## Required work
Copy every line from the data below in which the string "screenshot" can be found.

Start Exercise data

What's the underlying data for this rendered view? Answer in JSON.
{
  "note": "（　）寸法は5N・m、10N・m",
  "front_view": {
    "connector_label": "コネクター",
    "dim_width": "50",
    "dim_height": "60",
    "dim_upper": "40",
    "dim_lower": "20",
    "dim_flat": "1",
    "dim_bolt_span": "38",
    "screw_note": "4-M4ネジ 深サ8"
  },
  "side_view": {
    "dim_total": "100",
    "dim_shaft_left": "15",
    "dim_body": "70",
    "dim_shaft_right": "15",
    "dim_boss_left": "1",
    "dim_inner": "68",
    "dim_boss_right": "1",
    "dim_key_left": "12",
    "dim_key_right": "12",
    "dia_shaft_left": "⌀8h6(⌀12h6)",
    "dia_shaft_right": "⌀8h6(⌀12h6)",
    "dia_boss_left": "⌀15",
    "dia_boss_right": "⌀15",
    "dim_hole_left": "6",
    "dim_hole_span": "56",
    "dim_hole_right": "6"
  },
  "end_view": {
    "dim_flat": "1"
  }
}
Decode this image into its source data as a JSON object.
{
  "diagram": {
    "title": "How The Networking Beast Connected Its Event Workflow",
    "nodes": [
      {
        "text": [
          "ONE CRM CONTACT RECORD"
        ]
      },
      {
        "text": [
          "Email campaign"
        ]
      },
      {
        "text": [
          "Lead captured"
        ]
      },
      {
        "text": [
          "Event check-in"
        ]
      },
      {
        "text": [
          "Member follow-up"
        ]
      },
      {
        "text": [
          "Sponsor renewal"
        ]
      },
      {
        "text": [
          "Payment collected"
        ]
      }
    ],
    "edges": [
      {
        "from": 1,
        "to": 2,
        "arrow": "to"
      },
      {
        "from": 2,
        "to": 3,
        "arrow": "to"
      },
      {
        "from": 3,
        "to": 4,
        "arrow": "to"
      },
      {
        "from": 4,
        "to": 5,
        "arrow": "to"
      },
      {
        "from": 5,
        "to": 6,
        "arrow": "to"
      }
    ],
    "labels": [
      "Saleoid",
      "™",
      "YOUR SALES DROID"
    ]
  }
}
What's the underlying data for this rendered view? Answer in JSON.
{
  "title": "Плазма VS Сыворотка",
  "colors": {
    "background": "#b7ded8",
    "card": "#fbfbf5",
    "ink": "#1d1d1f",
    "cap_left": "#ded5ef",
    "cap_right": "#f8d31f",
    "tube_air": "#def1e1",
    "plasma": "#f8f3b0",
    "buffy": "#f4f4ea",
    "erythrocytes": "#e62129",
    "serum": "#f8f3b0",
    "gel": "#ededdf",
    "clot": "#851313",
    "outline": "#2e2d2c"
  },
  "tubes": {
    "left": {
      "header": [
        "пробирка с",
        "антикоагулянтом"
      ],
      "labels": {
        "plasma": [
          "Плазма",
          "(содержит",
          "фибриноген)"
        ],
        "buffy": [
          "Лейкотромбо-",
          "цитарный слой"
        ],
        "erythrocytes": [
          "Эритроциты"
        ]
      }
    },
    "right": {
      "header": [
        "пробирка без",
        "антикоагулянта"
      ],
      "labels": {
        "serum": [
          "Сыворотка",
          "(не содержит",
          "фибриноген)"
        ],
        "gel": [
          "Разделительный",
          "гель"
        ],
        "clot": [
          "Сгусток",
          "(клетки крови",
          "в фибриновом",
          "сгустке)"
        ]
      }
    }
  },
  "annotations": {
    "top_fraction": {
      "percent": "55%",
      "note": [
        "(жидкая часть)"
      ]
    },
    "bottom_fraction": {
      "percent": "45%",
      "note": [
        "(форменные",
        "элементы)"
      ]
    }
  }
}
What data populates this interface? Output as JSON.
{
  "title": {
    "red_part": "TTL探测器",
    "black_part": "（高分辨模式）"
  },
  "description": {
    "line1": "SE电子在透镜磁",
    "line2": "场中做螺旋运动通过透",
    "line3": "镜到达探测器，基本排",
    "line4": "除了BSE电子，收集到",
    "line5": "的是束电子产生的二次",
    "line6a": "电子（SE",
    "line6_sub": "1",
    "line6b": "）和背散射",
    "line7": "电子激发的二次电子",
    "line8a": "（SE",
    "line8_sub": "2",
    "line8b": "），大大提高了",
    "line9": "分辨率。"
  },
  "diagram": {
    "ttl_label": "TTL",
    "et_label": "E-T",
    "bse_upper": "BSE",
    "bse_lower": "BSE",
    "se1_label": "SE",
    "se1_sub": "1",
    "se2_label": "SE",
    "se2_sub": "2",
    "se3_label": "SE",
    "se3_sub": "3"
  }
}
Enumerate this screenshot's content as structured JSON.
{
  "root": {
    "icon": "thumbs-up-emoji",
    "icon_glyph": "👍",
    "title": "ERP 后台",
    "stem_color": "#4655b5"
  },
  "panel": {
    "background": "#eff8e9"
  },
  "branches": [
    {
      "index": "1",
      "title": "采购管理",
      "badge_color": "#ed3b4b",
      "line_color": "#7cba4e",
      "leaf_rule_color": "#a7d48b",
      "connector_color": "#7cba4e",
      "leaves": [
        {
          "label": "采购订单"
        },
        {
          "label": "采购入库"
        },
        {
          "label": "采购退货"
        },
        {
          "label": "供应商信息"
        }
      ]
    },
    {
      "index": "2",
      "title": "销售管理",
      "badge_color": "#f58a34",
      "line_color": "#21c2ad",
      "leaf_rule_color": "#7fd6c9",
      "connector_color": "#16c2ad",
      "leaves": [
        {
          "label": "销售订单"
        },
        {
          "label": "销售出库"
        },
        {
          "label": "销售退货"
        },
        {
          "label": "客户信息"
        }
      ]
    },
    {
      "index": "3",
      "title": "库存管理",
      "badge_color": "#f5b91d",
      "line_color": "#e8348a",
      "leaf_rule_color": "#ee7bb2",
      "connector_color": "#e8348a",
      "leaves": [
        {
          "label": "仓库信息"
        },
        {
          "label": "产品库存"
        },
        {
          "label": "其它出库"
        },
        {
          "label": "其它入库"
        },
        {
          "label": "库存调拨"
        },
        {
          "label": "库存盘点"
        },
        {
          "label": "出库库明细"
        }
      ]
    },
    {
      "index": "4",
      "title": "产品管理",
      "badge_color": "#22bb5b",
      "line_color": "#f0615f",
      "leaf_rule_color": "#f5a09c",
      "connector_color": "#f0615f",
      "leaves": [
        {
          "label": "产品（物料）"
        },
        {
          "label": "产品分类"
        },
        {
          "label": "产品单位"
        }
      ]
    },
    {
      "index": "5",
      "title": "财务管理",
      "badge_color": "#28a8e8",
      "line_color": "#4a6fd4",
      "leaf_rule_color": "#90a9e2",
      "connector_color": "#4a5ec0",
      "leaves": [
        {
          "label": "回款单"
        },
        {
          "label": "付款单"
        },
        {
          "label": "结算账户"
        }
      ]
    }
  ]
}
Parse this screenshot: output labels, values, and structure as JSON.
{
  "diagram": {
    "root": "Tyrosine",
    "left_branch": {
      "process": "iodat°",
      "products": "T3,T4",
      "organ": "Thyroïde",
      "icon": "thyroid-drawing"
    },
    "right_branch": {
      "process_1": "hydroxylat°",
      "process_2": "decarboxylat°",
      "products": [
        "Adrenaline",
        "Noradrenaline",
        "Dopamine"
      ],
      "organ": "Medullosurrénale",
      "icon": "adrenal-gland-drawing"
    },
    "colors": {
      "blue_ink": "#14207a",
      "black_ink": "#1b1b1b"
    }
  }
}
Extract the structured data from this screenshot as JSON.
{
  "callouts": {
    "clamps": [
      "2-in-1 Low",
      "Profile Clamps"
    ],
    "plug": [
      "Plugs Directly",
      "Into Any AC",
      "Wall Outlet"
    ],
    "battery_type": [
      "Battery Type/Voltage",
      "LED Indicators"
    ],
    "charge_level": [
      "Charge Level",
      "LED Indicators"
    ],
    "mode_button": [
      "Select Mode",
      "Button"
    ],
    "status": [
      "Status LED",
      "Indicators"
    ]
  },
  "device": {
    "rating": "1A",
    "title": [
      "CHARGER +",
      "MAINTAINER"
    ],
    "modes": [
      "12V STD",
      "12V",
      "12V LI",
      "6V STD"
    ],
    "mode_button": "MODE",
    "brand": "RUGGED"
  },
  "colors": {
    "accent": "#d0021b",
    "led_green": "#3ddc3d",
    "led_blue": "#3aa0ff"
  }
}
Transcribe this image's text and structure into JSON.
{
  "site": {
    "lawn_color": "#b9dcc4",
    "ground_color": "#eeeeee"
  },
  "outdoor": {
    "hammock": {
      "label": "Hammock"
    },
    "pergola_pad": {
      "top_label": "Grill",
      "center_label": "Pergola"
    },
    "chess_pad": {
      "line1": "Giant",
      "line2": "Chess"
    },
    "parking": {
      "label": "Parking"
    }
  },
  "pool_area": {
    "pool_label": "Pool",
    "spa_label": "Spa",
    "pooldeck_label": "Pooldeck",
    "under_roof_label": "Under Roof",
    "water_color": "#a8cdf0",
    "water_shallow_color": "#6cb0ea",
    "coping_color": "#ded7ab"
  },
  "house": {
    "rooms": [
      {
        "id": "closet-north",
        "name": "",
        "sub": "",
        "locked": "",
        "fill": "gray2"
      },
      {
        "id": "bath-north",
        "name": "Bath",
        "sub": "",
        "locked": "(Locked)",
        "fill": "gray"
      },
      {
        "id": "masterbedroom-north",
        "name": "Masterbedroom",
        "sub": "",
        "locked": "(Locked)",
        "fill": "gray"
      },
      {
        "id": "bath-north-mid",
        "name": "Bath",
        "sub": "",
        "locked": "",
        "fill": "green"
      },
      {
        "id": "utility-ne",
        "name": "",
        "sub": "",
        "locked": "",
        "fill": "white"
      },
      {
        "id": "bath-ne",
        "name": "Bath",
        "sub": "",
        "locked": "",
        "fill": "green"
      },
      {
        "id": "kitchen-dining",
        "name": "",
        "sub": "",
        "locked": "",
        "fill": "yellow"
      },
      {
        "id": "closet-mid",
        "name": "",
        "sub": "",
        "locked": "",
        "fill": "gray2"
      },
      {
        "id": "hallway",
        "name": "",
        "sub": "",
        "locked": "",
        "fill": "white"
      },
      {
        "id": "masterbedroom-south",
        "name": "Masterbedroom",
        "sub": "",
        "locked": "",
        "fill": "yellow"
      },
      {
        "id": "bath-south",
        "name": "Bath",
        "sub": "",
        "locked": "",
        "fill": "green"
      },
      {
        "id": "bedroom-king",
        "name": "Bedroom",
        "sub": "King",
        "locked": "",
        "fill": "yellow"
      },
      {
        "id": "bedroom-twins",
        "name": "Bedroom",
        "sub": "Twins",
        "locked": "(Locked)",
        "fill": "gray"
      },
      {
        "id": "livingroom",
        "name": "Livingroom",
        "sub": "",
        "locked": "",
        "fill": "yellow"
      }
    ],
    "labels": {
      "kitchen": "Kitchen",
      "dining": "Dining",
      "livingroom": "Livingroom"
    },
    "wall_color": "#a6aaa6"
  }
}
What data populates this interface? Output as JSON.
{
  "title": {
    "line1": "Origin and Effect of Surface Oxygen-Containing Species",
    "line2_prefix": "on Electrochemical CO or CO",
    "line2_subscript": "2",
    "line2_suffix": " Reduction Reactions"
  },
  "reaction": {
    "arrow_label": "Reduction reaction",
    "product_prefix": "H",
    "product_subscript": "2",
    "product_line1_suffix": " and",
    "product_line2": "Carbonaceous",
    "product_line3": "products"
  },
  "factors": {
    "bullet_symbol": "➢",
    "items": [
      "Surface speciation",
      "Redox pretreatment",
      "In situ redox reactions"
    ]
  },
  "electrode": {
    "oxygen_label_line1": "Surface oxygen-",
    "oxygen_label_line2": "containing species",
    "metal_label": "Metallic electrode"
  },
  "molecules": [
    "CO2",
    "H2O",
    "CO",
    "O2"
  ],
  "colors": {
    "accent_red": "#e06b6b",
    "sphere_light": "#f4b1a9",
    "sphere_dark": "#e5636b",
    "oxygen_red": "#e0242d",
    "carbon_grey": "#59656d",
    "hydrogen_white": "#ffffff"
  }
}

End Exercise data

## Finished task
Enumerate this screenshot's content as structured JSON.
Parse this screenshot: output labels, values, and structure as JSON.
Extract the structured data from this screenshot as JSON.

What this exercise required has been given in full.